Without the pictures, give the entries below again exactly as written.

::: RECORD SET :::

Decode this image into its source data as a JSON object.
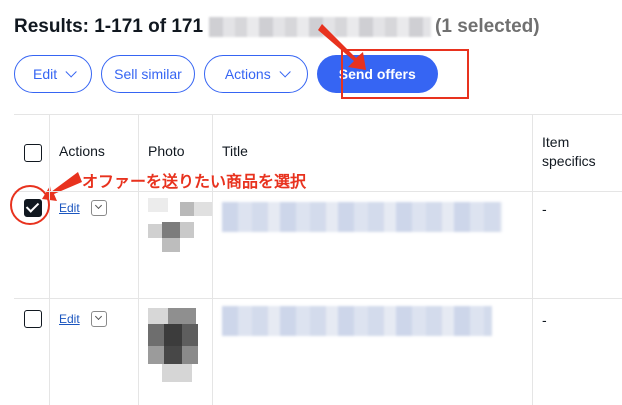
{
  "header": {
    "results_text": "Results: 1-171 of 171",
    "selected_text": "(1 selected)"
  },
  "toolbar": {
    "edit_label": "Edit",
    "sell_similar_label": "Sell similar",
    "actions_label": "Actions",
    "send_offers_label": "Send offers"
  },
  "table": {
    "columns": [
      "Actions",
      "Photo",
      "Title",
      "Item specifics"
    ],
    "rows": [
      {
        "selected": true,
        "edit_label": "Edit",
        "item_specifics": "-"
      },
      {
        "selected": false,
        "edit_label": "Edit",
        "item_specifics": "-"
      }
    ]
  },
  "annotation": {
    "text": "オファーを送りたい商品を選択"
  },
  "colors": {
    "accent": "#3665f3",
    "annotation_red": "#e8321e",
    "text": "#111820"
  }
}
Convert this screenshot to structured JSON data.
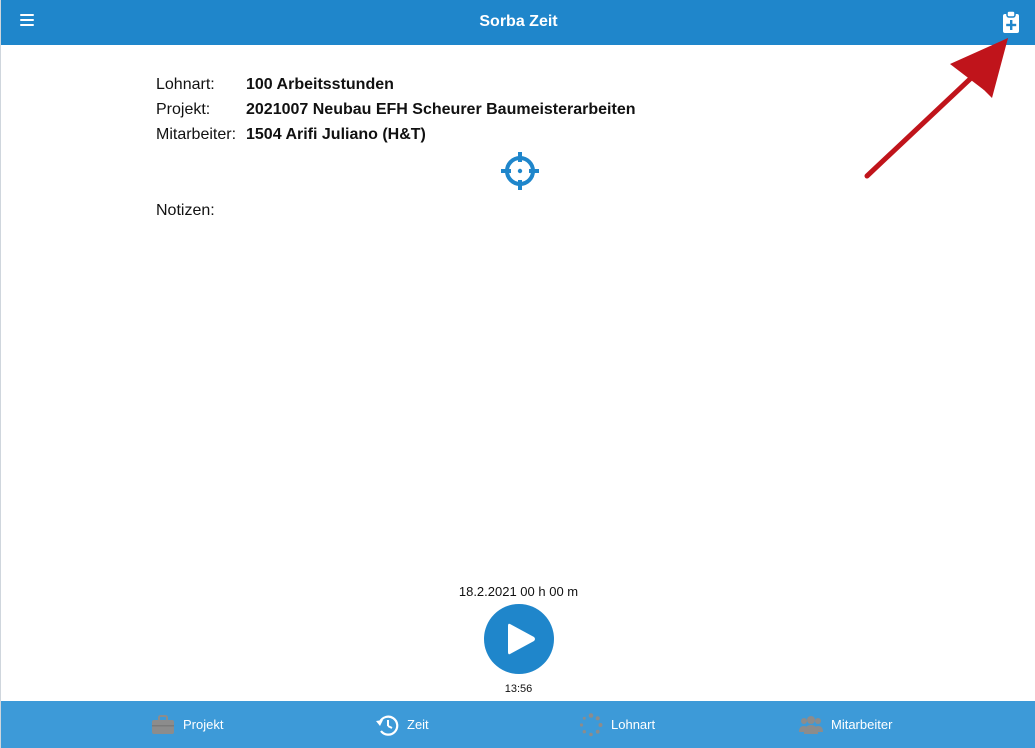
{
  "header": {
    "title": "Sorba Zeit",
    "menu_icon": "hamburger-menu-icon",
    "add_icon": "clipboard-plus-icon"
  },
  "details": {
    "rows": [
      {
        "label": "Lohnart:",
        "value": "100 Arbeitsstunden"
      },
      {
        "label": "Projekt:",
        "value": "2021007 Neubau EFH Scheurer Baumeisterarbeiten"
      },
      {
        "label": "Mitarbeiter:",
        "value": "1504 Arifi Juliano (H&T)"
      }
    ],
    "location_icon": "crosshair-icon",
    "notes_label": "Notizen:"
  },
  "timer": {
    "date_duration": "18.2.2021 00 h 00 m",
    "play_icon": "play-icon",
    "clock": "13:56"
  },
  "bottom_nav": {
    "items": [
      {
        "label": "Projekt",
        "icon": "briefcase-icon"
      },
      {
        "label": "Zeit",
        "icon": "clock-history-icon"
      },
      {
        "label": "Lohnart",
        "icon": "spinner-icon"
      },
      {
        "label": "Mitarbeiter",
        "icon": "users-icon"
      }
    ]
  },
  "colors": {
    "primary": "#1f86cb",
    "nav_background": "#3d9ad8",
    "nav_icon": "#8c8c8c",
    "annotation_arrow": "#c0141b"
  }
}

:::

• **FULL OUTPUT**:
Decode this image into its source data as a JSON object.
{
  "header": {
    "results_text": "Results: 1-171 of 171",
    "selected_text": "(1 selected)"
  },
  "toolbar": {
    "edit_label": "Edit",
    "sell_similar_label": "Sell similar",
    "actions_label": "Actions",
    "send_offers_label": "Send offers"
  },
  "table": {
    "columns": [
      "Actions",
      "Photo",
      "Title",
      "Item specifics"
    ],
    "rows": [
      {
        "selected": true,
        "edit_label": "Edit",
        "item_specifics": "-"
      },
      {
        "selected": false,
        "edit_label": "Edit",
        "item_specifics": "-"
      }
    ]
  },
  "annotation": {
    "text": "オファーを送りたい商品を選択"
  },
  "colors": {
    "accent": "#3665f3",
    "annotation_red": "#e8321e",
    "text": "#111820"
  }
}
Convert this screenshot to structured JSON data.
{
  "header": {
    "title": "Sorba Zeit",
    "menu_icon": "hamburger-menu-icon",
    "add_icon": "clipboard-plus-icon"
  },
  "details": {
    "rows": [
      {
        "label": "Lohnart:",
        "value": "100 Arbeitsstunden"
      },
      {
        "label": "Projekt:",
        "value": "2021007 Neubau EFH Scheurer Baumeisterarbeiten"
      },
      {
        "label": "Mitarbeiter:",
        "value": "1504 Arifi Juliano (H&T)"
      }
    ],
    "location_icon": "crosshair-icon",
    "notes_label": "Notizen:"
  },
  "timer": {
    "date_duration": "18.2.2021 00 h 00 m",
    "play_icon": "play-icon",
    "clock": "13:56"
  },
  "bottom_nav": {
    "items": [
      {
        "label": "Projekt",
        "icon": "briefcase-icon"
      },
      {
        "label": "Zeit",
        "icon": "clock-history-icon"
      },
      {
        "label": "Lohnart",
        "icon": "spinner-icon"
      },
      {
        "label": "Mitarbeiter",
        "icon": "users-icon"
      }
    ]
  },
  "colors": {
    "primary": "#1f86cb",
    "nav_background": "#3d9ad8",
    "nav_icon": "#8c8c8c",
    "annotation_arrow": "#c0141b"
  }
}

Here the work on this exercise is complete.